AIM OF THE TASK: Write out the listing below exactly, and omit any images you find in it.

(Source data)

_ _ _ _ _

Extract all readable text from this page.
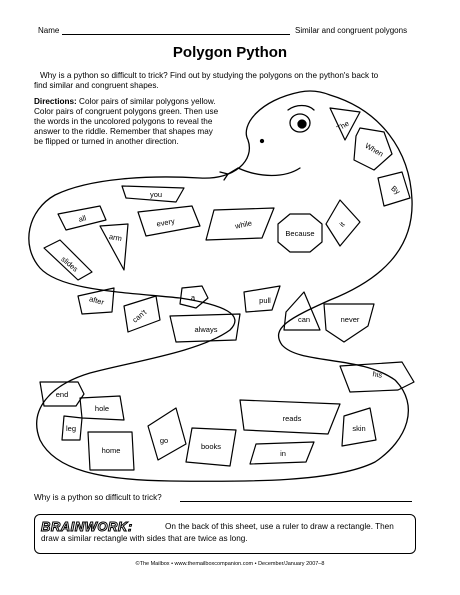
Name	Similar and congruent polygons
Polygon Python
Why is a python so difficult to trick? Find out by studying the polygons on the python's back to
find similar and congruent shapes.
Directions: Color pairs of similar polygons yellow.
Color pairs of congruent polygons green. Then use
the words in the uncolored polygons to reveal the
answer to the riddle. Remember that shapes may
be flipped or turned in another direction.
The
When
By
you
all	every	while
Because
it
arm
slides
after
can't
a
always
pull
can	never
his
end
hole
leg
home
go
books
reads
in
skin
Why is a python so difficult to trick?
BRAINWORK:	On the back of this sheet, use a ruler to draw a rectangle. Then
draw a similar rectangle with sides that are twice as long.
©The Mailbox • www.themailboxcompanion.com • December/January 2007–8
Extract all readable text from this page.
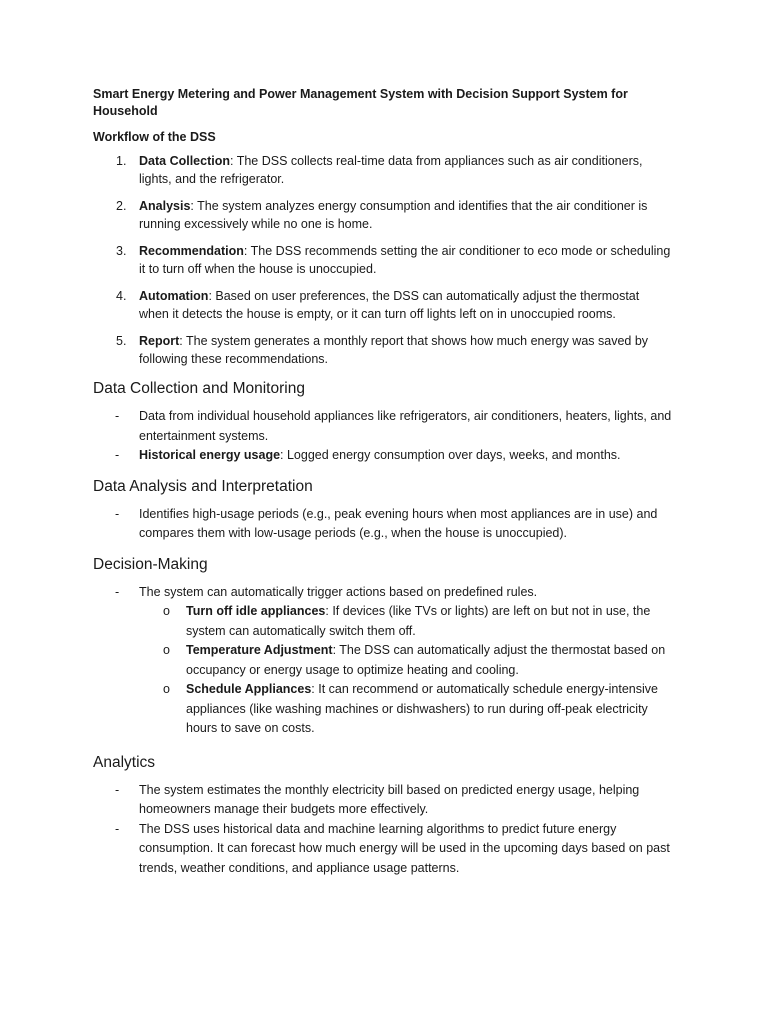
Smart Energy Metering and Power Management System with Decision Support System for Household

Workflow of the DSS

1. Data Collection: The DSS collects real-time data from appliances such as air conditioners, lights, and the refrigerator.
2. Analysis: The system analyzes energy consumption and identifies that the air conditioner is running excessively while no one is home.
3. Recommendation: The DSS recommends setting the air conditioner to eco mode or scheduling it to turn off when the house is unoccupied.
4. Automation: Based on user preferences, the DSS can automatically adjust the thermostat when it detects the house is empty, or it can turn off lights left on in unoccupied rooms.
5. Report: The system generates a monthly report that shows how much energy was saved by following these recommendations.
Data Collection and Monitoring
- Data from individual household appliances like refrigerators, air conditioners, heaters, lights, and entertainment systems.
- Historical energy usage: Logged energy consumption over days, weeks, and months.
Data Analysis and Interpretation
- Identifies high-usage periods (e.g., peak evening hours when most appliances are in use) and compares them with low-usage periods (e.g., when the house is unoccupied).
Decision-Making
- The system can automatically trigger actions based on predefined rules.
o Turn off idle appliances: If devices (like TVs or lights) are left on but not in use, the system can automatically switch them off.
o Temperature Adjustment: The DSS can automatically adjust the thermostat based on occupancy or energy usage to optimize heating and cooling.
o Schedule Appliances: It can recommend or automatically schedule energy-intensive appliances (like washing machines or dishwashers) to run during off-peak electricity hours to save on costs.
Analytics
- The system estimates the monthly electricity bill based on predicted energy usage, helping homeowners manage their budgets more effectively.
- The DSS uses historical data and machine learning algorithms to predict future energy consumption. It can forecast how much energy will be used in the upcoming days based on past trends, weather conditions, and appliance usage patterns.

_ _ _ _ _

OUTPUT BELOW:
Extract all readable text from this page.
Name	Similar and congruent polygons
Polygon Python
Why is a python so difficult to trick? Find out by studying the polygons on the python's back to
find similar and congruent shapes.
Directions: Color pairs of similar polygons yellow.
Color pairs of congruent polygons green. Then use
the words in the uncolored polygons to reveal the
answer to the riddle. Remember that shapes may
be flipped or turned in another direction.
The
When
By
you
all	every	while
Because
it
arm
slides
after
can't
a
always
pull
can	never
his
end
hole
leg
home
go
books
reads
in
skin
Why is a python so difficult to trick?
BRAINWORK:	On the back of this sheet, use a ruler to draw a rectangle. Then
draw a similar rectangle with sides that are twice as long.
©The Mailbox • www.themailboxcompanion.com • December/January 2007–8
Extract all readable text from this page.
Smart Energy Metering and Power Management System with Decision Support System for Household

Workflow of the DSS

1. Data Collection: The DSS collects real-time data from appliances such as air conditioners, lights, and the refrigerator.
2. Analysis: The system analyzes energy consumption and identifies that the air conditioner is running excessively while no one is home.
3. Recommendation: The DSS recommends setting the air conditioner to eco mode or scheduling it to turn off when the house is unoccupied.
4. Automation: Based on user preferences, the DSS can automatically adjust the thermostat when it detects the house is empty, or it can turn off lights left on in unoccupied rooms.
5. Report: The system generates a monthly report that shows how much energy was saved by following these recommendations.
Data Collection and Monitoring
- Data from individual household appliances like refrigerators, air conditioners, heaters, lights, and entertainment systems.
- Historical energy usage: Logged energy consumption over days, weeks, and months.
Data Analysis and Interpretation
- Identifies high-usage periods (e.g., peak evening hours when most appliances are in use) and compares them with low-usage periods (e.g., when the house is unoccupied).
Decision-Making
- The system can automatically trigger actions based on predefined rules.
o Turn off idle appliances: If devices (like TVs or lights) are left on but not in use, the system can automatically switch them off.
o Temperature Adjustment: The DSS can automatically adjust the thermostat based on occupancy or energy usage to optimize heating and cooling.
o Schedule Appliances: It can recommend or automatically schedule energy-intensive appliances (like washing machines or dishwashers) to run during off-peak electricity hours to save on costs.
Analytics
- The system estimates the monthly electricity bill based on predicted energy usage, helping homeowners manage their budgets more effectively.
- The DSS uses historical data and machine learning algorithms to predict future energy consumption. It can forecast how much energy will be used in the upcoming days based on past trends, weather conditions, and appliance usage patterns.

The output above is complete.